[What you have to do] Separate out the lines that hold "estimated".

[Data records]
= = = =

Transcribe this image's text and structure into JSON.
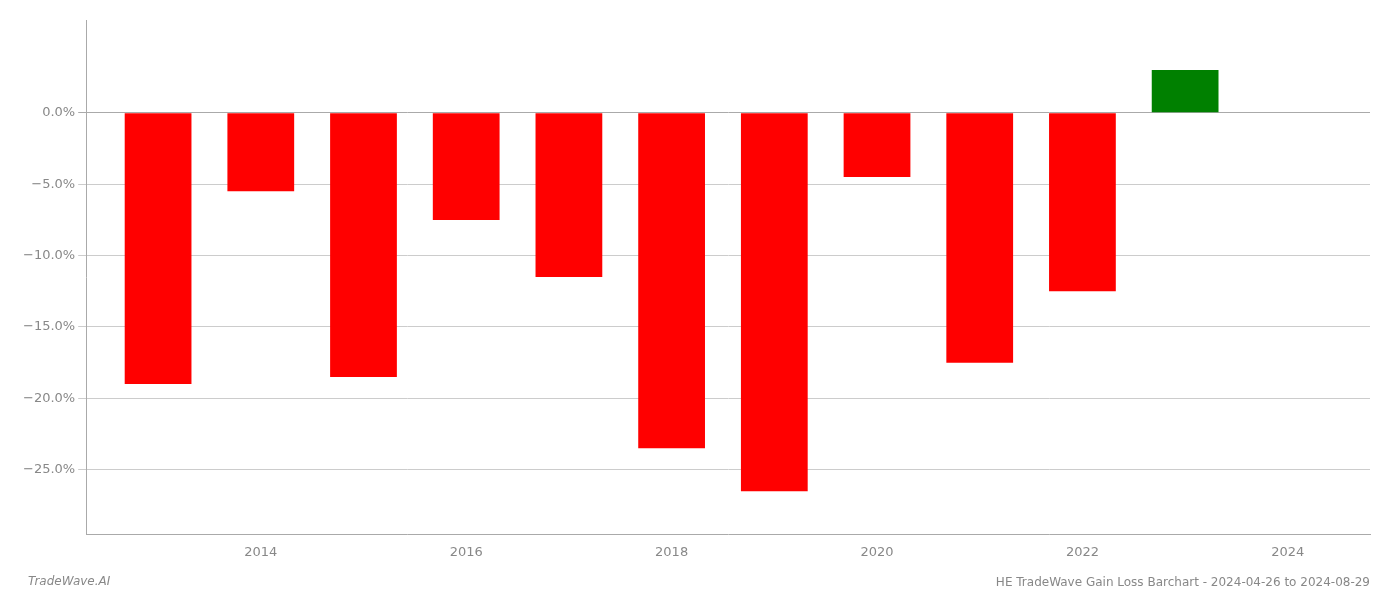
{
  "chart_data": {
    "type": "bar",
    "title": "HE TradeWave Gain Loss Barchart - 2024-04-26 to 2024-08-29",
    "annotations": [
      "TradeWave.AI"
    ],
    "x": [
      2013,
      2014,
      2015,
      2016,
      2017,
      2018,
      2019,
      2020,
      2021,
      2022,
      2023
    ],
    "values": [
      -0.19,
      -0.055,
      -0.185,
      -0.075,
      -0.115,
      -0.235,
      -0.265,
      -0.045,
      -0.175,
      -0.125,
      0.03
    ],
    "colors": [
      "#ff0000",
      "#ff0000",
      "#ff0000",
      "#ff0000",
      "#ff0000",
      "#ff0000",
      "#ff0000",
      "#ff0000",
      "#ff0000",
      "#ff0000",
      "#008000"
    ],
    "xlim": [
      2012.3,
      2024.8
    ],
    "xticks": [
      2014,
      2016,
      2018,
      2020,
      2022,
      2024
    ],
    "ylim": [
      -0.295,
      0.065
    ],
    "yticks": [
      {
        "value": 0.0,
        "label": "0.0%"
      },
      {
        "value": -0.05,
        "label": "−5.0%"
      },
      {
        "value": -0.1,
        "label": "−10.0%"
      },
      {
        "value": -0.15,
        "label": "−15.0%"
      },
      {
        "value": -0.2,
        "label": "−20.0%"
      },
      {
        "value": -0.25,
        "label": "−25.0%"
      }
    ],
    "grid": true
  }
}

= = = =

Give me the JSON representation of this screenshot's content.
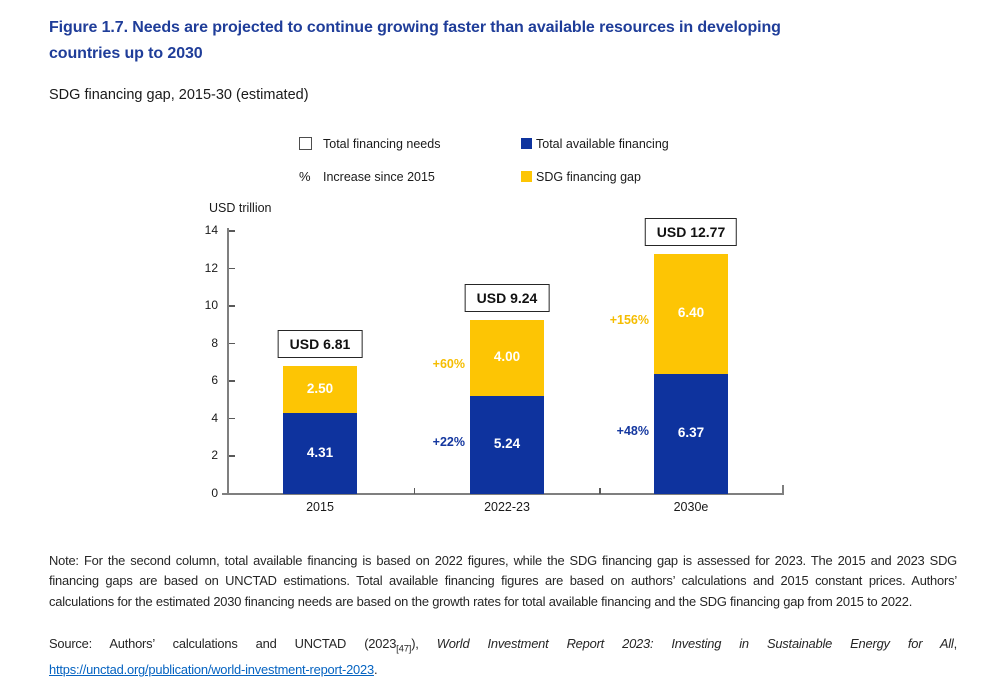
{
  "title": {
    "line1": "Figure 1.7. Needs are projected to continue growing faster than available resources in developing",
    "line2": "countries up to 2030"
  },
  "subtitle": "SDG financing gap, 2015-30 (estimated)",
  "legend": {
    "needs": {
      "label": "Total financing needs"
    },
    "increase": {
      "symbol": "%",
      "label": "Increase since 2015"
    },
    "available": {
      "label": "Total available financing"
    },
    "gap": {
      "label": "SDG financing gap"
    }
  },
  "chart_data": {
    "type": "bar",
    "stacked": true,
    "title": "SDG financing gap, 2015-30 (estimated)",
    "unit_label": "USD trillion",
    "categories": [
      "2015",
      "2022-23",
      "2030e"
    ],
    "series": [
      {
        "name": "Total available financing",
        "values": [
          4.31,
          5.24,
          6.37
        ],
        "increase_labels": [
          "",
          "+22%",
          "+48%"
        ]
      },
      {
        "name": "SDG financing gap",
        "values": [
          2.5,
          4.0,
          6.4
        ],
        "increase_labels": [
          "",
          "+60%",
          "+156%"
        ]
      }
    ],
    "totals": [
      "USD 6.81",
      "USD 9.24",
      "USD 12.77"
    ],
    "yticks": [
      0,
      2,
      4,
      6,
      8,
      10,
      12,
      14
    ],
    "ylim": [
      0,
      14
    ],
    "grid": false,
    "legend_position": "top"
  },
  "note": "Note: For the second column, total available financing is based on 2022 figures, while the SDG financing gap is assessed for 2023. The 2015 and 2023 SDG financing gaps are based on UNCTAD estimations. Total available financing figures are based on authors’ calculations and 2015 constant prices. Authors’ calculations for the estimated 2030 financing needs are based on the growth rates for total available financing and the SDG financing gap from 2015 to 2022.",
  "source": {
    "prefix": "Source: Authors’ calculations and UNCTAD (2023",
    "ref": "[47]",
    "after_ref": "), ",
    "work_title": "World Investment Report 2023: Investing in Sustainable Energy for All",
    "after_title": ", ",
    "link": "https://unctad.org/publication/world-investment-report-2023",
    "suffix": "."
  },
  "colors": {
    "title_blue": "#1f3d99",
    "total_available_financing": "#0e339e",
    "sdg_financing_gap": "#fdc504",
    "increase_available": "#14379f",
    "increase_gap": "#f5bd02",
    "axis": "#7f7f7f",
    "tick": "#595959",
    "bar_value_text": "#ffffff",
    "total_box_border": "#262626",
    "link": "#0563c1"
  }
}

= = = =

[Solution for this problem]
  "subtitle": "SDG financing gap, 2015-30 (estimated)",
    "title": "SDG financing gap, 2015-30 (estimated)",
  "note": "Note: For the second column, total available financing is based on 2022 figures, while the SDG financing gap is assessed for 2023. The 2015 and 2023 SDG financing gaps are based on UNCTAD estimations. Total available financing figures are based on authors’ calculations and 2015 constant prices. Authors’ calculations for the estimated 2030 financing needs are based on the growth rates for total available financing and the SDG financing gap from 2015 to 2022.",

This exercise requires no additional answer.